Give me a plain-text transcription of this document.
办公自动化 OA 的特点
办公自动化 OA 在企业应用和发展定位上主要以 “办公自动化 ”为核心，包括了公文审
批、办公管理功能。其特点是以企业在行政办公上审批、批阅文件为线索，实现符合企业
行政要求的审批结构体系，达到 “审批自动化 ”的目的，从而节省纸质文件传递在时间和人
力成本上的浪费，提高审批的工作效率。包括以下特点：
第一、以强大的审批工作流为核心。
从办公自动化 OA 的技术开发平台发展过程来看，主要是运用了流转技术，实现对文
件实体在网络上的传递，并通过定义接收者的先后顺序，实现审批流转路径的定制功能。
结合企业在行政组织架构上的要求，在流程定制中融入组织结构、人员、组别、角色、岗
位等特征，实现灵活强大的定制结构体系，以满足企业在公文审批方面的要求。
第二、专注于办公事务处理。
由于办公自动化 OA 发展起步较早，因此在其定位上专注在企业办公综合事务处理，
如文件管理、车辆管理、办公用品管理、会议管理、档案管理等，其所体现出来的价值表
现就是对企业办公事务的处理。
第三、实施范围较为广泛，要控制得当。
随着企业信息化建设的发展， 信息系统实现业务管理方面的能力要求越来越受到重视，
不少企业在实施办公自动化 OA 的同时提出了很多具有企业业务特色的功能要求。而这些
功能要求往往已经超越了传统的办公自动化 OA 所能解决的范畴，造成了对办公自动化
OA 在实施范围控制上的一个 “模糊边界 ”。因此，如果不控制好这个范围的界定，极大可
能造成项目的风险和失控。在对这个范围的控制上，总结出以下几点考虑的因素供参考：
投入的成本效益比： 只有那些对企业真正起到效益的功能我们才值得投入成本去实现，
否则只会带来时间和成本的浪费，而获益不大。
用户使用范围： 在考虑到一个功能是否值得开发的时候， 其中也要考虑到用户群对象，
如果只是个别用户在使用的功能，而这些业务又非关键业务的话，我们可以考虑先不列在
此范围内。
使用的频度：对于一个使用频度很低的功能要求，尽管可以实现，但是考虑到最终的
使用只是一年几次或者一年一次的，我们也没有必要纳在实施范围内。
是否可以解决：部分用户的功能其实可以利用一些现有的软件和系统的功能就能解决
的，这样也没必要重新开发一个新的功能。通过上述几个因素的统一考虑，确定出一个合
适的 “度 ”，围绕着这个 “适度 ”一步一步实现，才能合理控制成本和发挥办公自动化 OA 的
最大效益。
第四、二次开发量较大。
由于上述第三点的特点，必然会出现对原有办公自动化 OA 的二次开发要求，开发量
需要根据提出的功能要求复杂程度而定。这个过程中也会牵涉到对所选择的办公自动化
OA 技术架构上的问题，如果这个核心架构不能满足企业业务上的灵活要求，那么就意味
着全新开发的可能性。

::::

→ Task description
Copy all of the data exactly.

→ Completed exercise
Give me a plain-text transcription of this document.
办公自动化 OA 的特点
办公自动化 OA 在企业应用和发展定位上主要以 “办公自动化 ”为核心，包括了公文审
批、办公管理功能。其特点是以企业在行政办公上审批、批阅文件为线索，实现符合企业
行政要求的审批结构体系，达到 “审批自动化 ”的目的，从而节省纸质文件传递在时间和人
力成本上的浪费，提高审批的工作效率。包括以下特点：
第一、以强大的审批工作流为核心。
从办公自动化 OA 的技术开发平台发展过程来看，主要是运用了流转技术，实现对文
件实体在网络上的传递，并通过定义接收者的先后顺序，实现审批流转路径的定制功能。
结合企业在行政组织架构上的要求，在流程定制中融入组织结构、人员、组别、角色、岗
位等特征，实现灵活强大的定制结构体系，以满足企业在公文审批方面的要求。
第二、专注于办公事务处理。
由于办公自动化 OA 发展起步较早，因此在其定位上专注在企业办公综合事务处理，
如文件管理、车辆管理、办公用品管理、会议管理、档案管理等，其所体现出来的价值表
现就是对企业办公事务的处理。
第三、实施范围较为广泛，要控制得当。
随着企业信息化建设的发展， 信息系统实现业务管理方面的能力要求越来越受到重视，
不少企业在实施办公自动化 OA 的同时提出了很多具有企业业务特色的功能要求。而这些
功能要求往往已经超越了传统的办公自动化 OA 所能解决的范畴，造成了对办公自动化
OA 在实施范围控制上的一个 “模糊边界 ”。因此，如果不控制好这个范围的界定，极大可
能造成项目的风险和失控。在对这个范围的控制上，总结出以下几点考虑的因素供参考：
投入的成本效益比： 只有那些对企业真正起到效益的功能我们才值得投入成本去实现，
否则只会带来时间和成本的浪费，而获益不大。
用户使用范围： 在考虑到一个功能是否值得开发的时候， 其中也要考虑到用户群对象，
如果只是个别用户在使用的功能，而这些业务又非关键业务的话，我们可以考虑先不列在
此范围内。
使用的频度：对于一个使用频度很低的功能要求，尽管可以实现，但是考虑到最终的
使用只是一年几次或者一年一次的，我们也没有必要纳在实施范围内。
是否可以解决：部分用户的功能其实可以利用一些现有的软件和系统的功能就能解决
的，这样也没必要重新开发一个新的功能。通过上述几个因素的统一考虑，确定出一个合
适的 “度 ”，围绕着这个 “适度 ”一步一步实现，才能合理控制成本和发挥办公自动化 OA 的
最大效益。
第四、二次开发量较大。
由于上述第三点的特点，必然会出现对原有办公自动化 OA 的二次开发要求，开发量
需要根据提出的功能要求复杂程度而定。这个过程中也会牵涉到对所选择的办公自动化
OA 技术架构上的问题，如果这个核心架构不能满足企业业务上的灵活要求，那么就意味
着全新开发的可能性。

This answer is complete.